Saved entries
....
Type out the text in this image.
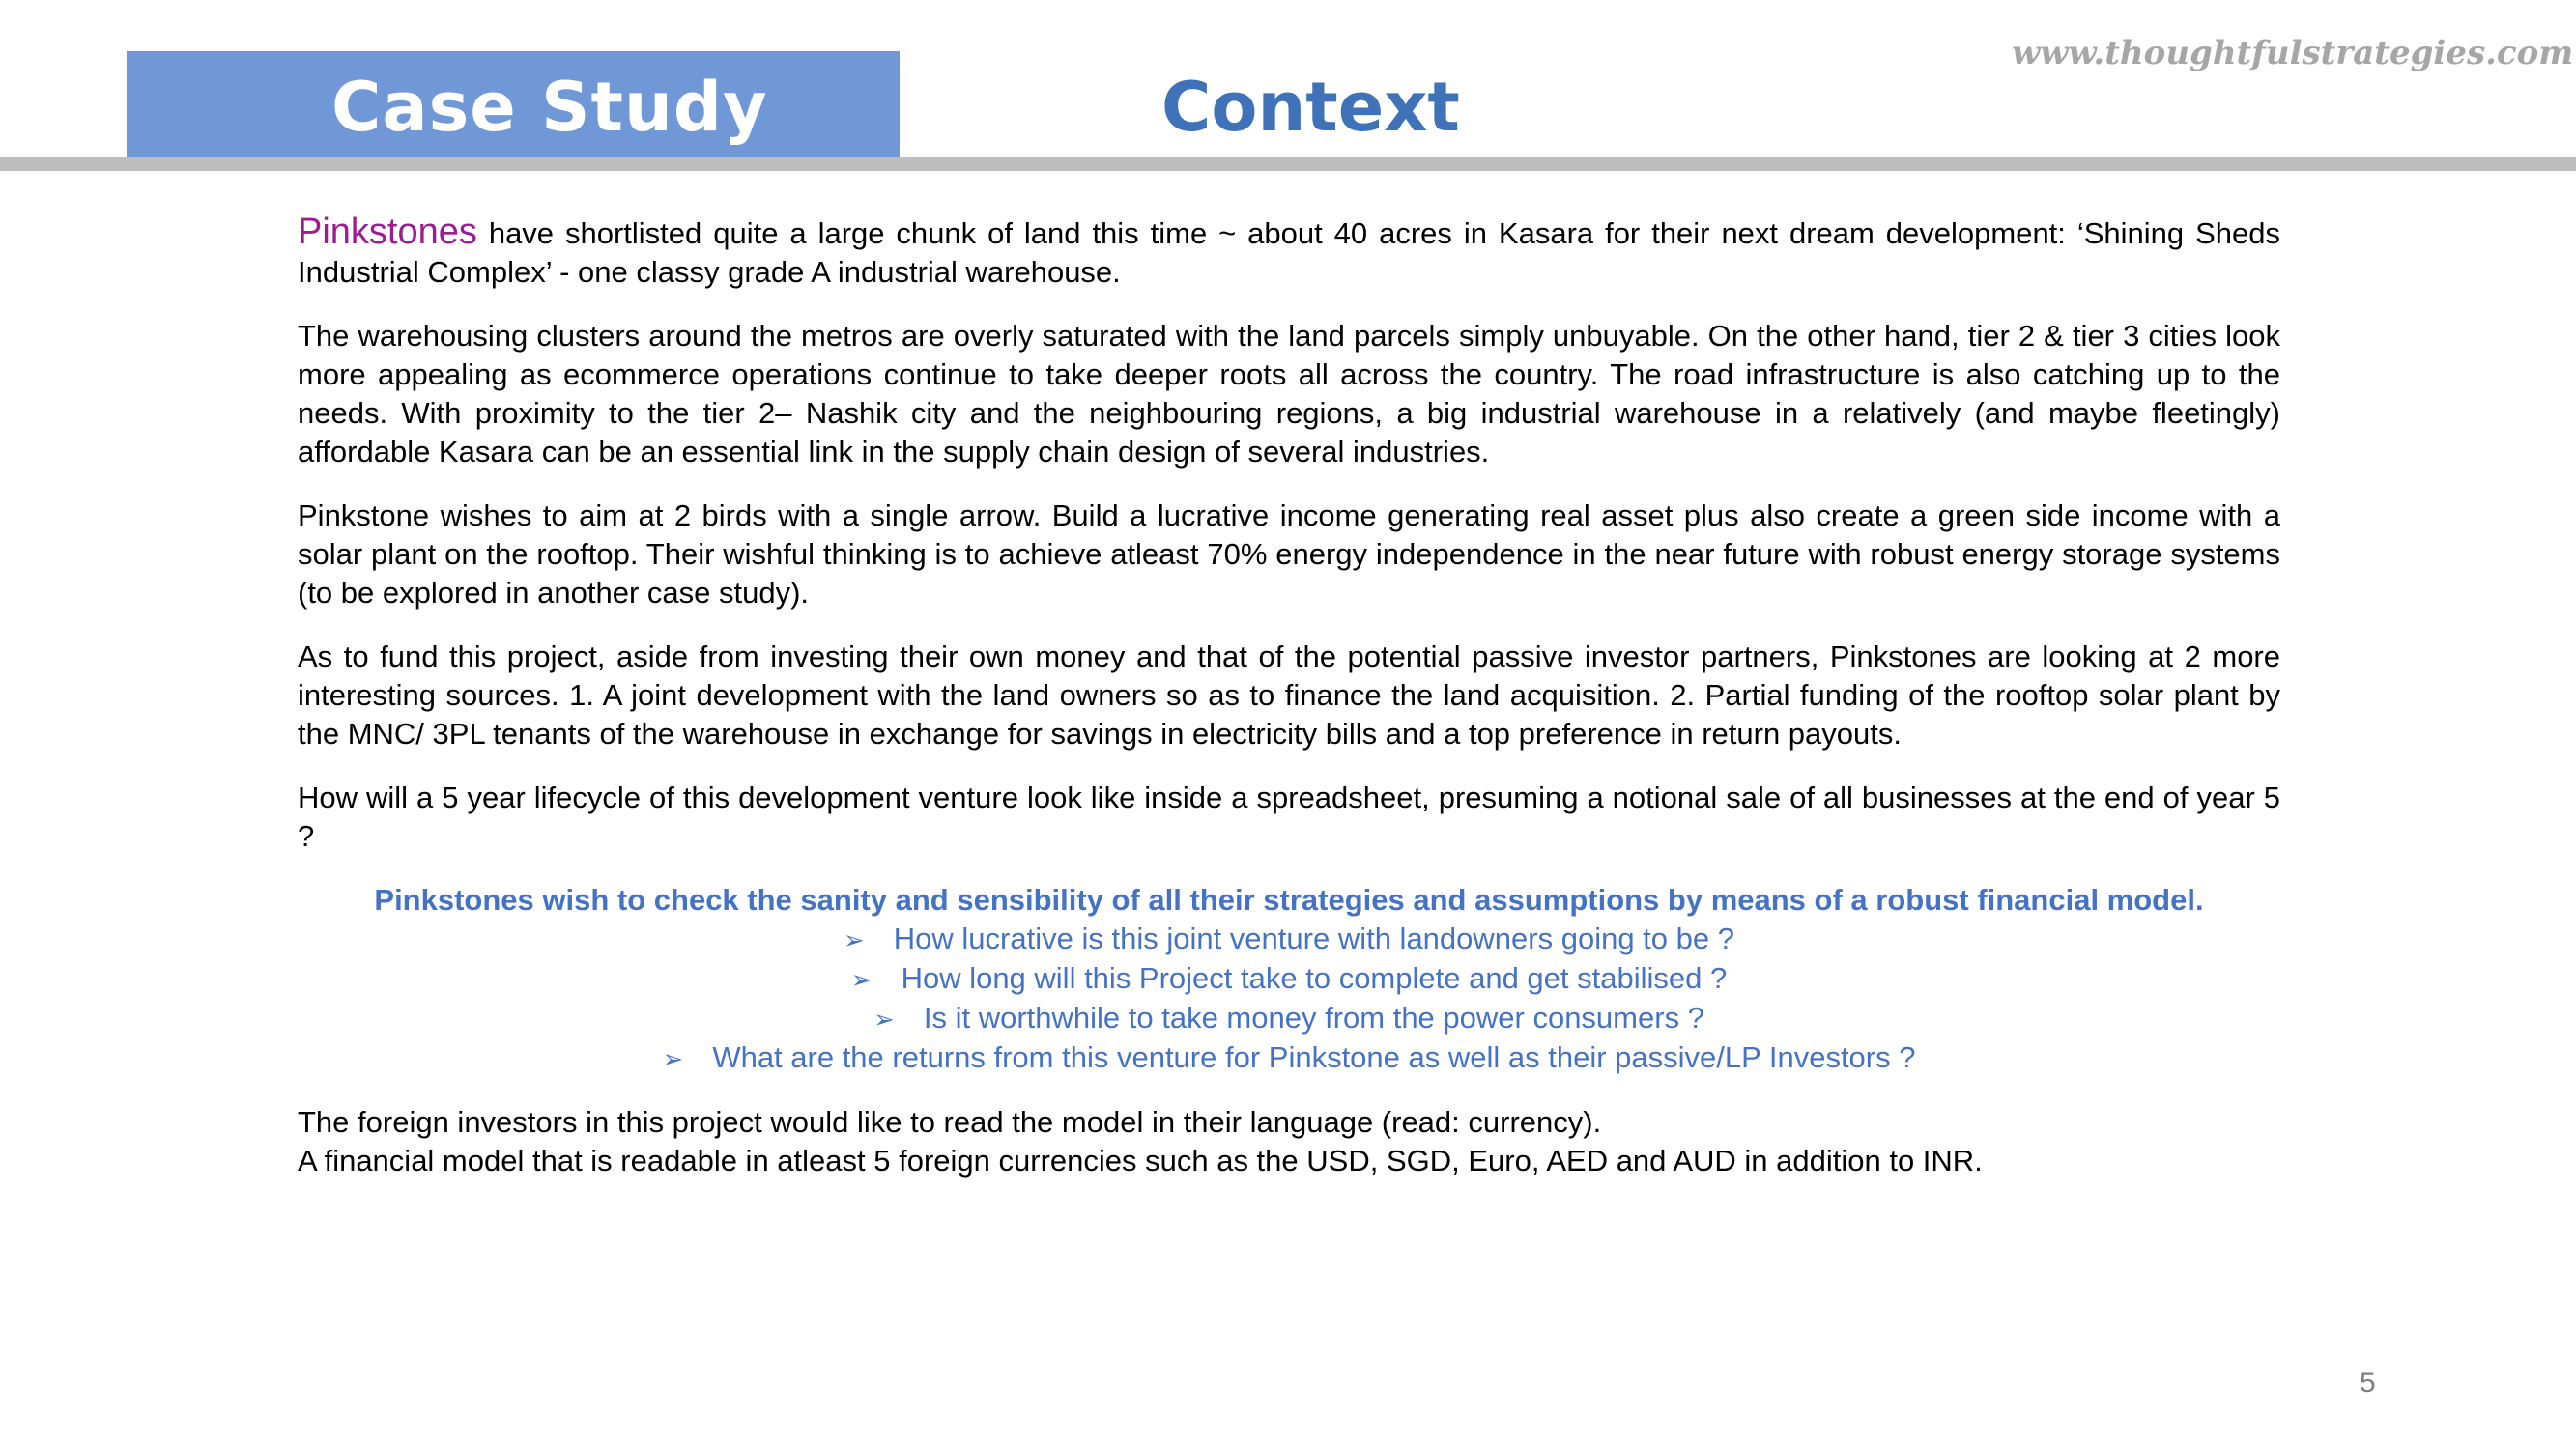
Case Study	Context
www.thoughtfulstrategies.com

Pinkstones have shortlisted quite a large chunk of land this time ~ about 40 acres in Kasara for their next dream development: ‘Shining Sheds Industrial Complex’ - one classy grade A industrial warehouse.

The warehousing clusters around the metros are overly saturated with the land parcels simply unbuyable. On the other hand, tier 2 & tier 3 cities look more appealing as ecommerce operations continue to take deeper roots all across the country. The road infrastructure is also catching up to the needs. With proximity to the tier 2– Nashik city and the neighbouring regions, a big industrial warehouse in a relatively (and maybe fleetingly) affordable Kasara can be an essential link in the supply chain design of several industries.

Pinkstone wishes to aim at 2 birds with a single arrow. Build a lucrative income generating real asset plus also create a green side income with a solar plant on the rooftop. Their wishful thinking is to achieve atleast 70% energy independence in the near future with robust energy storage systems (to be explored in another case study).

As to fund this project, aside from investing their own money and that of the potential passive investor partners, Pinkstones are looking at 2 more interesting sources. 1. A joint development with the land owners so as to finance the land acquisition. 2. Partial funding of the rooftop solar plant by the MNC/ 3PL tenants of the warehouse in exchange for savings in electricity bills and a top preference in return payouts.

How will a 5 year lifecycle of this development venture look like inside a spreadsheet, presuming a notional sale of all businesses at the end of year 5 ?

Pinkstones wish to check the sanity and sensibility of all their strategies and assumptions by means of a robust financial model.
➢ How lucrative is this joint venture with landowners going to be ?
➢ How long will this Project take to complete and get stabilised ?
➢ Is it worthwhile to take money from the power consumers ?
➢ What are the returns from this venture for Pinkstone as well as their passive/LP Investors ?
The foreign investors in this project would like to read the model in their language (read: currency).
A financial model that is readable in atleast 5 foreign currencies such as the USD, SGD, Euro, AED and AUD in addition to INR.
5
....
— Your instructions —
Using the records above, gather all lines where the string "foreign" is present.

— Written solution —
The foreign investors in this project would like to read the model in their language (read: currency).
A financial model that is readable in atleast 5 foreign currencies such as the USD, SGD, Euro, AED and AUD in addition to INR.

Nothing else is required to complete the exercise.